Problem to work on:
Copy out every line exactly as given.

Information provided:
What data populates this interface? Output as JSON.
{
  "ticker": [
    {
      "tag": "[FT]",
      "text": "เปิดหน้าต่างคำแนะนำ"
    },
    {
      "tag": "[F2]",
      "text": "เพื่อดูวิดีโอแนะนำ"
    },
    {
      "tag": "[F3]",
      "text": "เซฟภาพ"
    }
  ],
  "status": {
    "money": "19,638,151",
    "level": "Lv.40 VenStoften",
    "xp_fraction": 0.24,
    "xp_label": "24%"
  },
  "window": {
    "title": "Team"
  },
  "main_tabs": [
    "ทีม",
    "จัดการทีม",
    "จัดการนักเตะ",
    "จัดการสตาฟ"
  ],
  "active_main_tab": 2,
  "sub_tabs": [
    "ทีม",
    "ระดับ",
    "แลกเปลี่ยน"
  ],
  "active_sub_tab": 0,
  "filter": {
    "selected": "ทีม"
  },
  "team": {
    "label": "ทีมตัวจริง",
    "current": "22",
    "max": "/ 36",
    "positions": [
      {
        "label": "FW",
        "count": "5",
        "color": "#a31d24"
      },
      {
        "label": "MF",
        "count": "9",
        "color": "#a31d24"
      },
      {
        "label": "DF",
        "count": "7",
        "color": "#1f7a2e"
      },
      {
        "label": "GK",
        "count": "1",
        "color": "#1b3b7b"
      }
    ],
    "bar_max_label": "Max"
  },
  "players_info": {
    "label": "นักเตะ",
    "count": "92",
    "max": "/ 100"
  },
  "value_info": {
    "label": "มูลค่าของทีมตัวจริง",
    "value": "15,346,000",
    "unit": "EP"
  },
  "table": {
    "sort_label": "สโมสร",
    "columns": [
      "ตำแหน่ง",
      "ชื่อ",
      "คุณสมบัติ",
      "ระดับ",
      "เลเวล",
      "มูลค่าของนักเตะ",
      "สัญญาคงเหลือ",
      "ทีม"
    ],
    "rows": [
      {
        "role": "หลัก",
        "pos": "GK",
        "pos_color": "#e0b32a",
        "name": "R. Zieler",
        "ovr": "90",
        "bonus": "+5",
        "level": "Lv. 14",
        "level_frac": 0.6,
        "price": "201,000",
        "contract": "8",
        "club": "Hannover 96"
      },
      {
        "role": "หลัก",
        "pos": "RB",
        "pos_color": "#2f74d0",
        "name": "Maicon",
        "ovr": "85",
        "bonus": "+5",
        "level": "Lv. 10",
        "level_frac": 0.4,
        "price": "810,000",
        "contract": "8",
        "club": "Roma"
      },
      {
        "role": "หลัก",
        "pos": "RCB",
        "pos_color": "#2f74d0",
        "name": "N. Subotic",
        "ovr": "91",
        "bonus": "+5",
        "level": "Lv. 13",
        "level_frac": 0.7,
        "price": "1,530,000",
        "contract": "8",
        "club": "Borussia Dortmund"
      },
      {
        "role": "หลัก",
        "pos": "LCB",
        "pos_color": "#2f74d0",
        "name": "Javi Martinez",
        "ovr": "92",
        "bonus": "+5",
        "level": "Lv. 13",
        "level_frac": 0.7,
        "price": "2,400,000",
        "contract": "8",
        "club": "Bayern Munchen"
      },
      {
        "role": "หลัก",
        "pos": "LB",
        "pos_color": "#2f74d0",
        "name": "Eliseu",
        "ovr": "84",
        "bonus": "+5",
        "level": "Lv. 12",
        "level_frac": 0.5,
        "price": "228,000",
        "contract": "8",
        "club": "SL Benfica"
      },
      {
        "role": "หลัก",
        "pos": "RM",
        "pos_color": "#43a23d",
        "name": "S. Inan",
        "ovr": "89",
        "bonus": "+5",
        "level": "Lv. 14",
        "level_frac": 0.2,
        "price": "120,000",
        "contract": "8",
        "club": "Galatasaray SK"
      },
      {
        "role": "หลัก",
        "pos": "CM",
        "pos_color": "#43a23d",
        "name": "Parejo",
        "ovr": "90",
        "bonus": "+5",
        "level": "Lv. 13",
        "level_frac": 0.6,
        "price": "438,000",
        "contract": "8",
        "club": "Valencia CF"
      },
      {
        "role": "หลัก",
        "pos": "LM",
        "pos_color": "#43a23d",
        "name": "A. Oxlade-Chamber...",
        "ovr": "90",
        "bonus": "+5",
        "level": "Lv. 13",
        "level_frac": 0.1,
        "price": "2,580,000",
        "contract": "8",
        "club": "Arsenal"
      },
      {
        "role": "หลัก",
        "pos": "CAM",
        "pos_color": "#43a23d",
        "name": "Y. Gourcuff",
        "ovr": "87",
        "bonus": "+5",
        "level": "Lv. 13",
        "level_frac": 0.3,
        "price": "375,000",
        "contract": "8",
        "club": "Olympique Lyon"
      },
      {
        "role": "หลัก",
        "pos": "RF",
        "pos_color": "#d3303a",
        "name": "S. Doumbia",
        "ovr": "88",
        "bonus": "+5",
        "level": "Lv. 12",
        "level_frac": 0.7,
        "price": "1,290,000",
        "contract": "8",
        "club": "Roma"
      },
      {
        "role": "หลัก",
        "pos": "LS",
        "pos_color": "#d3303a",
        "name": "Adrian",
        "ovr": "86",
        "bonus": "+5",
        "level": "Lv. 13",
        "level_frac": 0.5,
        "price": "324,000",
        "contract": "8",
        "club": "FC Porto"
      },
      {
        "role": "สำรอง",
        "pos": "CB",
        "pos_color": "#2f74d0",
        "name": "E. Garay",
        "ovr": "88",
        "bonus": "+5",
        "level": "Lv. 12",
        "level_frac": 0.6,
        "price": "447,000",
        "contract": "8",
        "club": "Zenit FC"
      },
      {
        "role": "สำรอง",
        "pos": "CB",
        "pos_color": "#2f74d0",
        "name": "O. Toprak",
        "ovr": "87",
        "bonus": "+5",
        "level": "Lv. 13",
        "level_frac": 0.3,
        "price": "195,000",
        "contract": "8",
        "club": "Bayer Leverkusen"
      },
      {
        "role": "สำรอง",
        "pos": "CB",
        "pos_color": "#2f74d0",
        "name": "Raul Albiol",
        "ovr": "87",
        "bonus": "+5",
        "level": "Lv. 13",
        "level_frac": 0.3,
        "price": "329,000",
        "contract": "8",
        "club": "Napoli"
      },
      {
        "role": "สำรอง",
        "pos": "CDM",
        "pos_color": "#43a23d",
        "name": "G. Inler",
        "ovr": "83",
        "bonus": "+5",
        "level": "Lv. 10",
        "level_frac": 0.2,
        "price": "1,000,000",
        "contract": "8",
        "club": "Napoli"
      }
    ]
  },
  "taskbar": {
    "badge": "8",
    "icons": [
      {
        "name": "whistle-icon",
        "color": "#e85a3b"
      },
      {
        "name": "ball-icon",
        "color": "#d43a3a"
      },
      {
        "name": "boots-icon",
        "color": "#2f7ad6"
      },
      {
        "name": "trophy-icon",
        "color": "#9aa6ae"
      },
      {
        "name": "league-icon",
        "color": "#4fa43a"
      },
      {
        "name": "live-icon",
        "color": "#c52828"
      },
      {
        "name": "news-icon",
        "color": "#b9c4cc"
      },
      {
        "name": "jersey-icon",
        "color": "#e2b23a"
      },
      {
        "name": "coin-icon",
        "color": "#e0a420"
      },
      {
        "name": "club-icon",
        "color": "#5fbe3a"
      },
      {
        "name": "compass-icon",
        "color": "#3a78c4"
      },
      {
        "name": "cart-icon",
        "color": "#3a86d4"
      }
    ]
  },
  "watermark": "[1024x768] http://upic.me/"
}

Exercise output:
What data populates this interface? Output as JSON.
{
  "ticker": [
    {
      "tag": "[FT]",
      "text": "เปิดหน้าต่างคำแนะนำ"
    },
    {
      "tag": "[F2]",
      "text": "เพื่อดูวิดีโอแนะนำ"
    },
    {
      "tag": "[F3]",
      "text": "เซฟภาพ"
    }
  ],
  "status": {
    "money": "19,638,151",
    "level": "Lv.40 VenStoften",
    "xp_fraction": 0.24,
    "xp_label": "24%"
  },
  "window": {
    "title": "Team"
  },
  "main_tabs": [
    "ทีม",
    "จัดการทีม",
    "จัดการนักเตะ",
    "จัดการสตาฟ"
  ],
  "active_main_tab": 2,
  "sub_tabs": [
    "ทีม",
    "ระดับ",
    "แลกเปลี่ยน"
  ],
  "active_sub_tab": 0,
  "filter": {
    "selected": "ทีม"
  },
  "team": {
    "label": "ทีมตัวจริง",
    "current": "22",
    "max": "/ 36",
    "positions": [
      {
        "label": "FW",
        "count": "5",
        "color": "#a31d24"
      },
      {
        "label": "MF",
        "count": "9",
        "color": "#a31d24"
      },
      {
        "label": "DF",
        "count": "7",
        "color": "#1f7a2e"
      },
      {
        "label": "GK",
        "count": "1",
        "color": "#1b3b7b"
      }
    ],
    "bar_max_label": "Max"
  },
  "players_info": {
    "label": "นักเตะ",
    "count": "92",
    "max": "/ 100"
  },
  "value_info": {
    "label": "มูลค่าของทีมตัวจริง",
    "value": "15,346,000",
    "unit": "EP"
  },
  "table": {
    "sort_label": "สโมสร",
    "columns": [
      "ตำแหน่ง",
      "ชื่อ",
      "คุณสมบัติ",
      "ระดับ",
      "เลเวล",
      "มูลค่าของนักเตะ",
      "สัญญาคงเหลือ",
      "ทีม"
    ],
    "rows": [
      {
        "role": "หลัก",
        "pos": "GK",
        "pos_color": "#e0b32a",
        "name": "R. Zieler",
        "ovr": "90",
        "bonus": "+5",
        "level": "Lv. 14",
        "level_frac": 0.6,
        "price": "201,000",
        "contract": "8",
        "club": "Hannover 96"
      },
      {
        "role": "หลัก",
        "pos": "RB",
        "pos_color": "#2f74d0",
        "name": "Maicon",
        "ovr": "85",
        "bonus": "+5",
        "level": "Lv. 10",
        "level_frac": 0.4,
        "price": "810,000",
        "contract": "8",
        "club": "Roma"
      },
      {
        "role": "หลัก",
        "pos": "RCB",
        "pos_color": "#2f74d0",
        "name": "N. Subotic",
        "ovr": "91",
        "bonus": "+5",
        "level": "Lv. 13",
        "level_frac": 0.7,
        "price": "1,530,000",
        "contract": "8",
        "club": "Borussia Dortmund"
      },
      {
        "role": "หลัก",
        "pos": "LCB",
        "pos_color": "#2f74d0",
        "name": "Javi Martinez",
        "ovr": "92",
        "bonus": "+5",
        "level": "Lv. 13",
        "level_frac": 0.7,
        "price": "2,400,000",
        "contract": "8",
        "club": "Bayern Munchen"
      },
      {
        "role": "หลัก",
        "pos": "LB",
        "pos_color": "#2f74d0",
        "name": "Eliseu",
        "ovr": "84",
        "bonus": "+5",
        "level": "Lv. 12",
        "level_frac": 0.5,
        "price": "228,000",
        "contract": "8",
        "club": "SL Benfica"
      },
      {
        "role": "หลัก",
        "pos": "RM",
        "pos_color": "#43a23d",
        "name": "S. Inan",
        "ovr": "89",
        "bonus": "+5",
        "level": "Lv. 14",
        "level_frac": 0.2,
        "price": "120,000",
        "contract": "8",
        "club": "Galatasaray SK"
      },
      {
        "role": "หลัก",
        "pos": "CM",
        "pos_color": "#43a23d",
        "name": "Parejo",
        "ovr": "90",
        "bonus": "+5",
        "level": "Lv. 13",
        "level_frac": 0.6,
        "price": "438,000",
        "contract": "8",
        "club": "Valencia CF"
      },
      {
        "role": "หลัก",
        "pos": "LM",
        "pos_color": "#43a23d",
        "name": "A. Oxlade-Chamber...",
        "ovr": "90",
        "bonus": "+5",
        "level": "Lv. 13",
        "level_frac": 0.1,
        "price": "2,580,000",
        "contract": "8",
        "club": "Arsenal"
      },
      {
        "role": "หลัก",
        "pos": "CAM",
        "pos_color": "#43a23d",
        "name": "Y. Gourcuff",
        "ovr": "87",
        "bonus": "+5",
        "level": "Lv. 13",
        "level_frac": 0.3,
        "price": "375,000",
        "contract": "8",
        "club": "Olympique Lyon"
      },
      {
        "role": "หลัก",
        "pos": "RF",
        "pos_color": "#d3303a",
        "name": "S. Doumbia",
        "ovr": "88",
        "bonus": "+5",
        "level": "Lv. 12",
        "level_frac": 0.7,
        "price": "1,290,000",
        "contract": "8",
        "club": "Roma"
      },
      {
        "role": "หลัก",
        "pos": "LS",
        "pos_color": "#d3303a",
        "name": "Adrian",
        "ovr": "86",
        "bonus": "+5",
        "level": "Lv. 13",
        "level_frac": 0.5,
        "price": "324,000",
        "contract": "8",
        "club": "FC Porto"
      },
      {
        "role": "สำรอง",
        "pos": "CB",
        "pos_color": "#2f74d0",
        "name": "E. Garay",
        "ovr": "88",
        "bonus": "+5",
        "level": "Lv. 12",
        "level_frac": 0.6,
        "price": "447,000",
        "contract": "8",
        "club": "Zenit FC"
      },
      {
        "role": "สำรอง",
        "pos": "CB",
        "pos_color": "#2f74d0",
        "name": "O. Toprak",
        "ovr": "87",
        "bonus": "+5",
        "level": "Lv. 13",
        "level_frac": 0.3,
        "price": "195,000",
        "contract": "8",
        "club": "Bayer Leverkusen"
      },
      {
        "role": "สำรอง",
        "pos": "CB",
        "pos_color": "#2f74d0",
        "name": "Raul Albiol",
        "ovr": "87",
        "bonus": "+5",
        "level": "Lv. 13",
        "level_frac": 0.3,
        "price": "329,000",
        "contract": "8",
        "club": "Napoli"
      },
      {
        "role": "สำรอง",
        "pos": "CDM",
        "pos_color": "#43a23d",
        "name": "G. Inler",
        "ovr": "83",
        "bonus": "+5",
        "level": "Lv. 10",
        "level_frac": 0.2,
        "price": "1,000,000",
        "contract": "8",
        "club": "Napoli"
      }
    ]
  },
  "taskbar": {
    "badge": "8",
    "icons": [
      {
        "name": "whistle-icon",
        "color": "#e85a3b"
      },
      {
        "name": "ball-icon",
        "color": "#d43a3a"
      },
      {
        "name": "boots-icon",
        "color": "#2f7ad6"
      },
      {
        "name": "trophy-icon",
        "color": "#9aa6ae"
      },
      {
        "name": "league-icon",
        "color": "#4fa43a"
      },
      {
        "name": "live-icon",
        "color": "#c52828"
      },
      {
        "name": "news-icon",
        "color": "#b9c4cc"
      },
      {
        "name": "jersey-icon",
        "color": "#e2b23a"
      },
      {
        "name": "coin-icon",
        "color": "#e0a420"
      },
      {
        "name": "club-icon",
        "color": "#5fbe3a"
      },
      {
        "name": "compass-icon",
        "color": "#3a78c4"
      },
      {
        "name": "cart-icon",
        "color": "#3a86d4"
      }
    ]
  },
  "watermark": "[1024x768] http://upic.me/"
}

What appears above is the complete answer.